**Data lines**
## START

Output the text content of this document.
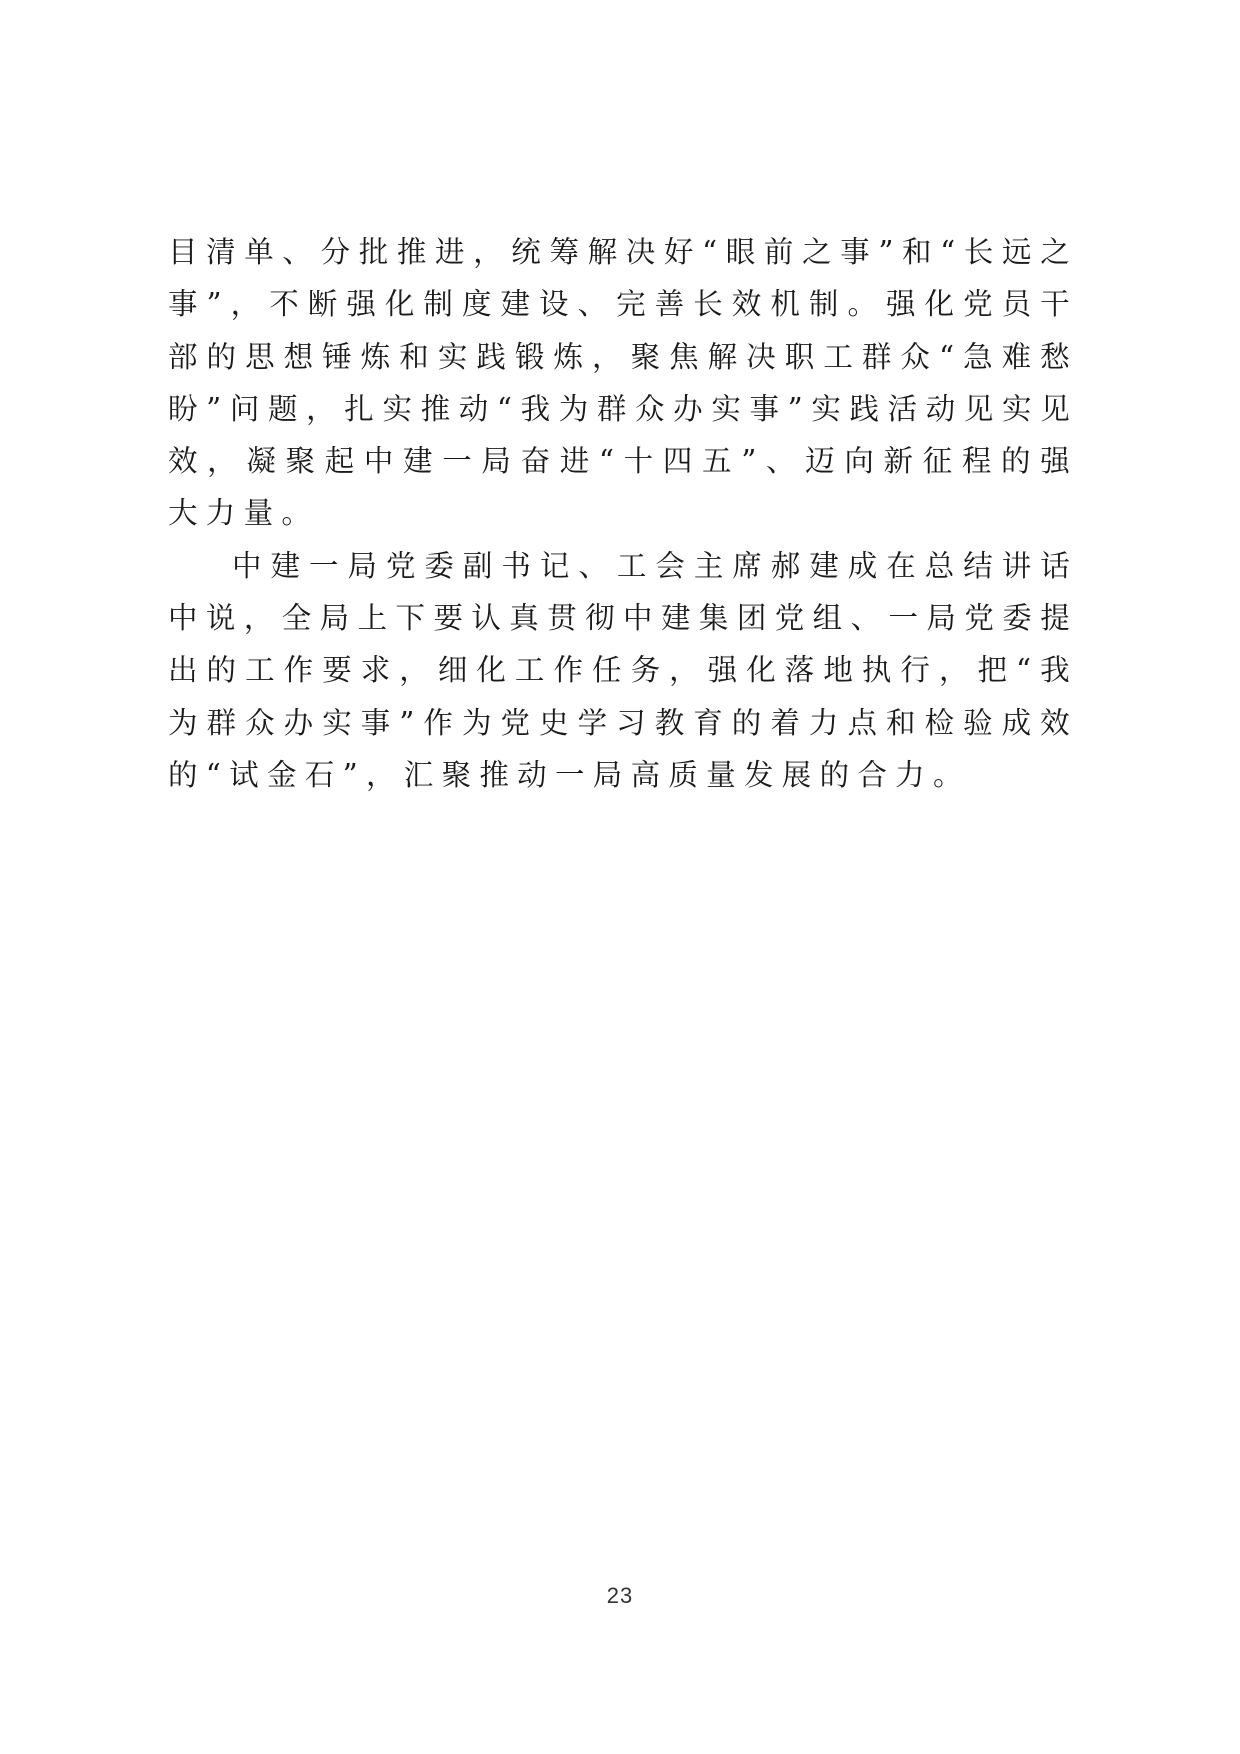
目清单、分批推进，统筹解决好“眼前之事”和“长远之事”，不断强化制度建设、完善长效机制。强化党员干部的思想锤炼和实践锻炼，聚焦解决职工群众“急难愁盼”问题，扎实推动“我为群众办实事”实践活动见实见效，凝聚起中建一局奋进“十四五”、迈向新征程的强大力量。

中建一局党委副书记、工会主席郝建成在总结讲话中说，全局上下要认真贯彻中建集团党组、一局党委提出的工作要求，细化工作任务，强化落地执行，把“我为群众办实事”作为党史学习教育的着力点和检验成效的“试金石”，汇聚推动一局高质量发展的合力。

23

## END
## START

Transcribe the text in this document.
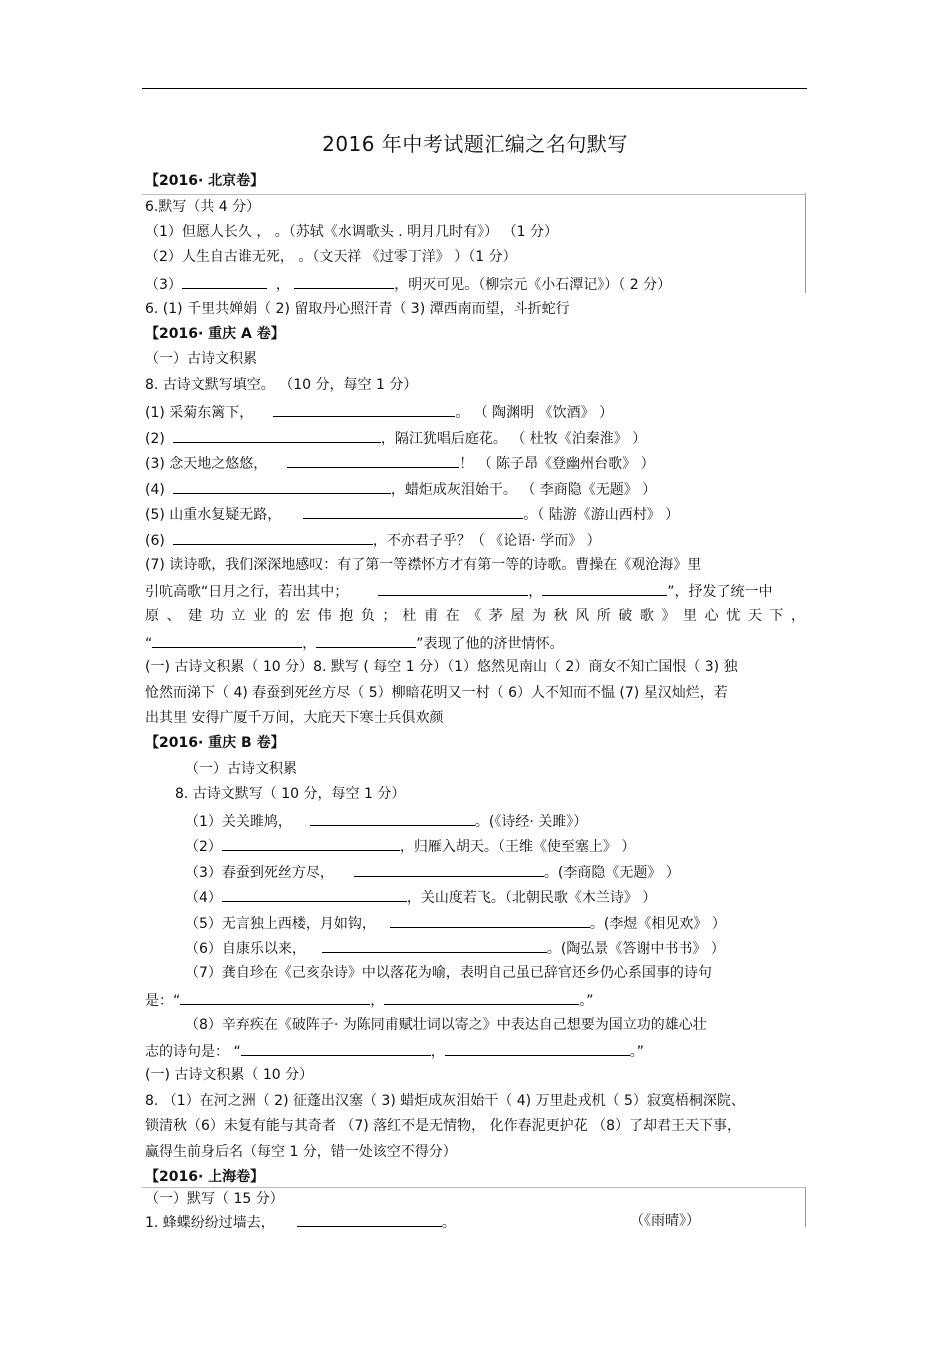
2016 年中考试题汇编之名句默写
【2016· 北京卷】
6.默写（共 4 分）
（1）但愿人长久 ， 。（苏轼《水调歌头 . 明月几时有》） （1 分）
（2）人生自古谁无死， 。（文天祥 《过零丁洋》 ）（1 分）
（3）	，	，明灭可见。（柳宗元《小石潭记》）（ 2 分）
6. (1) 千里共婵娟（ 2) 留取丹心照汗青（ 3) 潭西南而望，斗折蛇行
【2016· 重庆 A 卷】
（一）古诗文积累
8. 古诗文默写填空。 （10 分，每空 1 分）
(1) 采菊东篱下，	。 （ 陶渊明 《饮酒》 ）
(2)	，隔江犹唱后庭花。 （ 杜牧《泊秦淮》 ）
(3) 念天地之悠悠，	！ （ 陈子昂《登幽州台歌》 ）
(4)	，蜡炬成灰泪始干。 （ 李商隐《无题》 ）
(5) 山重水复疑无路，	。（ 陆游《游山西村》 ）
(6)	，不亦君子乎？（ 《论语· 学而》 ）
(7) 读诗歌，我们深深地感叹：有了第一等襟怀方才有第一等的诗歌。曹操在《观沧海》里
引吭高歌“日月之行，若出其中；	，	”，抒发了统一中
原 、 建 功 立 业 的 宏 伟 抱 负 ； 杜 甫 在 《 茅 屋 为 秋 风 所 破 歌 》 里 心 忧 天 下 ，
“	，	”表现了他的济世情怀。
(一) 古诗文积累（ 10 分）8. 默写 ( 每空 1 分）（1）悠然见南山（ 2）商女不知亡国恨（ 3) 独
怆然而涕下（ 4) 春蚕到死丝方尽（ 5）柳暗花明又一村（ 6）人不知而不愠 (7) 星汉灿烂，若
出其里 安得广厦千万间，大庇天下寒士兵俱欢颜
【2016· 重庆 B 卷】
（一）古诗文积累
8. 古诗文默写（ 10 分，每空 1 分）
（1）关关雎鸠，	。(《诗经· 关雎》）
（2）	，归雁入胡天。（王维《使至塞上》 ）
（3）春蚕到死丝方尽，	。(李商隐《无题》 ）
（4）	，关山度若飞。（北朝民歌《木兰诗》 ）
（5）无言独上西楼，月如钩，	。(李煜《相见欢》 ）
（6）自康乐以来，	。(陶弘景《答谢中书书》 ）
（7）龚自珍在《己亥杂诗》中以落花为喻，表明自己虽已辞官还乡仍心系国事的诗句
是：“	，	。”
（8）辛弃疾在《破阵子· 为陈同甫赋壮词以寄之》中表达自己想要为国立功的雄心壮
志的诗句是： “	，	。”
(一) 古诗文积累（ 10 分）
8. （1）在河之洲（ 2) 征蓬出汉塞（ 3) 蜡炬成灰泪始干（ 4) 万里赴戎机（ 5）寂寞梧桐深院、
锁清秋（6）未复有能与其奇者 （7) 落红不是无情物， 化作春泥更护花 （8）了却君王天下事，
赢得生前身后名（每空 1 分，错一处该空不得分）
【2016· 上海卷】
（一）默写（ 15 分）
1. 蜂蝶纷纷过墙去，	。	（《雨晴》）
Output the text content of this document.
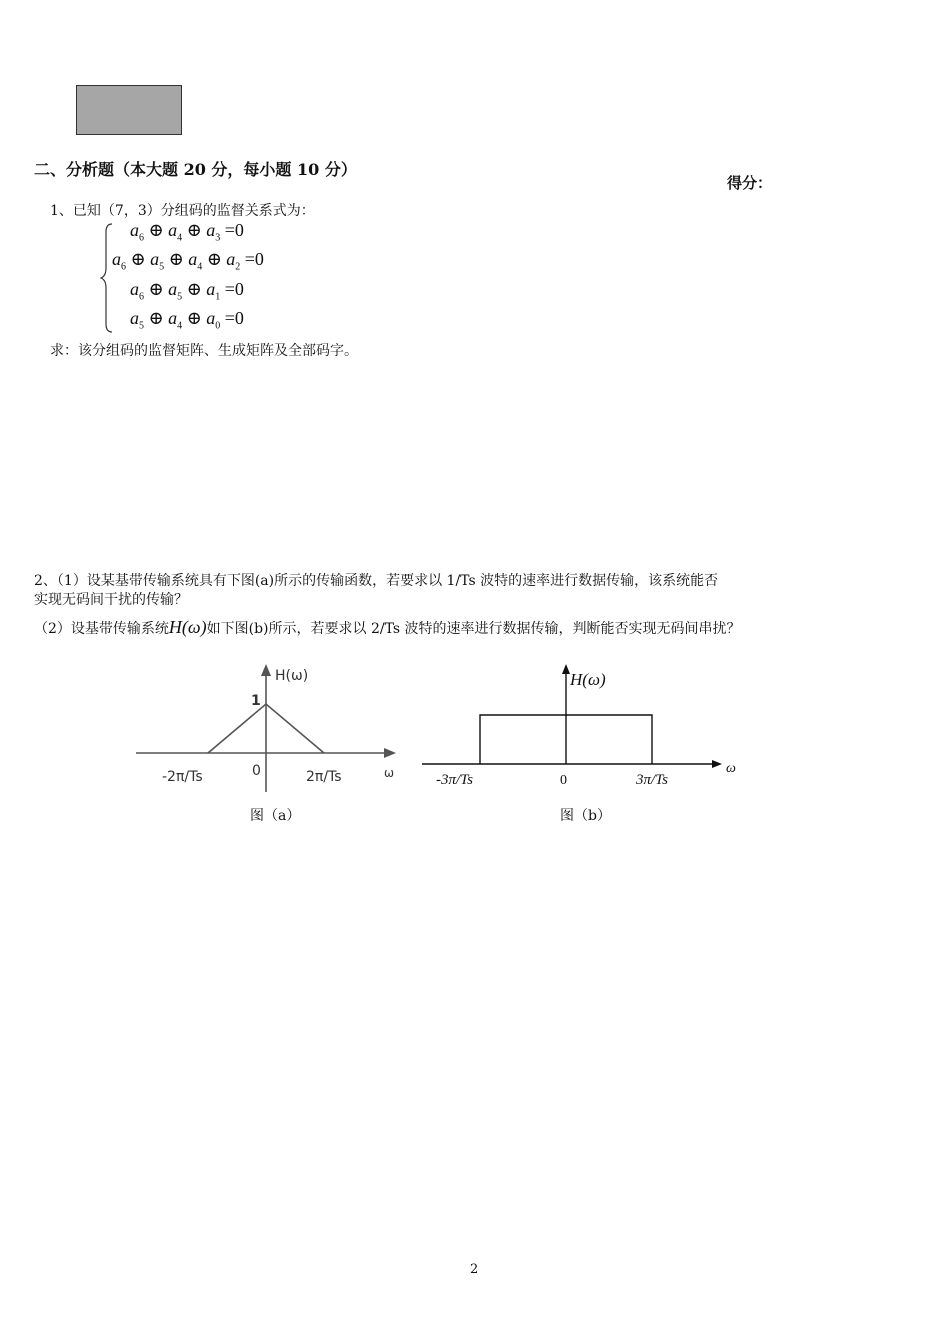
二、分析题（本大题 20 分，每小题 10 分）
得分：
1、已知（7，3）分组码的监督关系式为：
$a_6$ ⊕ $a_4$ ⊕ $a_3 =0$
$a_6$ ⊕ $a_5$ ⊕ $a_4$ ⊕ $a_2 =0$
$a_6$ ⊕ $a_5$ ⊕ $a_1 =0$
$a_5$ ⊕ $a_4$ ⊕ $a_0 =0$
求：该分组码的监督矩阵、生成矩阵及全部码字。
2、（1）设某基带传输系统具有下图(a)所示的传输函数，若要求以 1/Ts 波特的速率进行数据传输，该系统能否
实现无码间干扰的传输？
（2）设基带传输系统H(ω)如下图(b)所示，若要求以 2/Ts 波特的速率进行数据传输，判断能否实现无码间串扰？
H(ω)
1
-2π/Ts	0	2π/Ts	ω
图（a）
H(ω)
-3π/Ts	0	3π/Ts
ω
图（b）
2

## END

**Task to carry out**
Pull out each line of the records holding the string "春蚕到死丝方尽".

**Correct response**
怆然而涕下（ 4) 春蚕到死丝方尽（ 5）柳暗花明又一村（ 6）人不知而不愠 (7) 星汉灿烂，若
（3）春蚕到死丝方尽，	。(李商隐《无题》 ）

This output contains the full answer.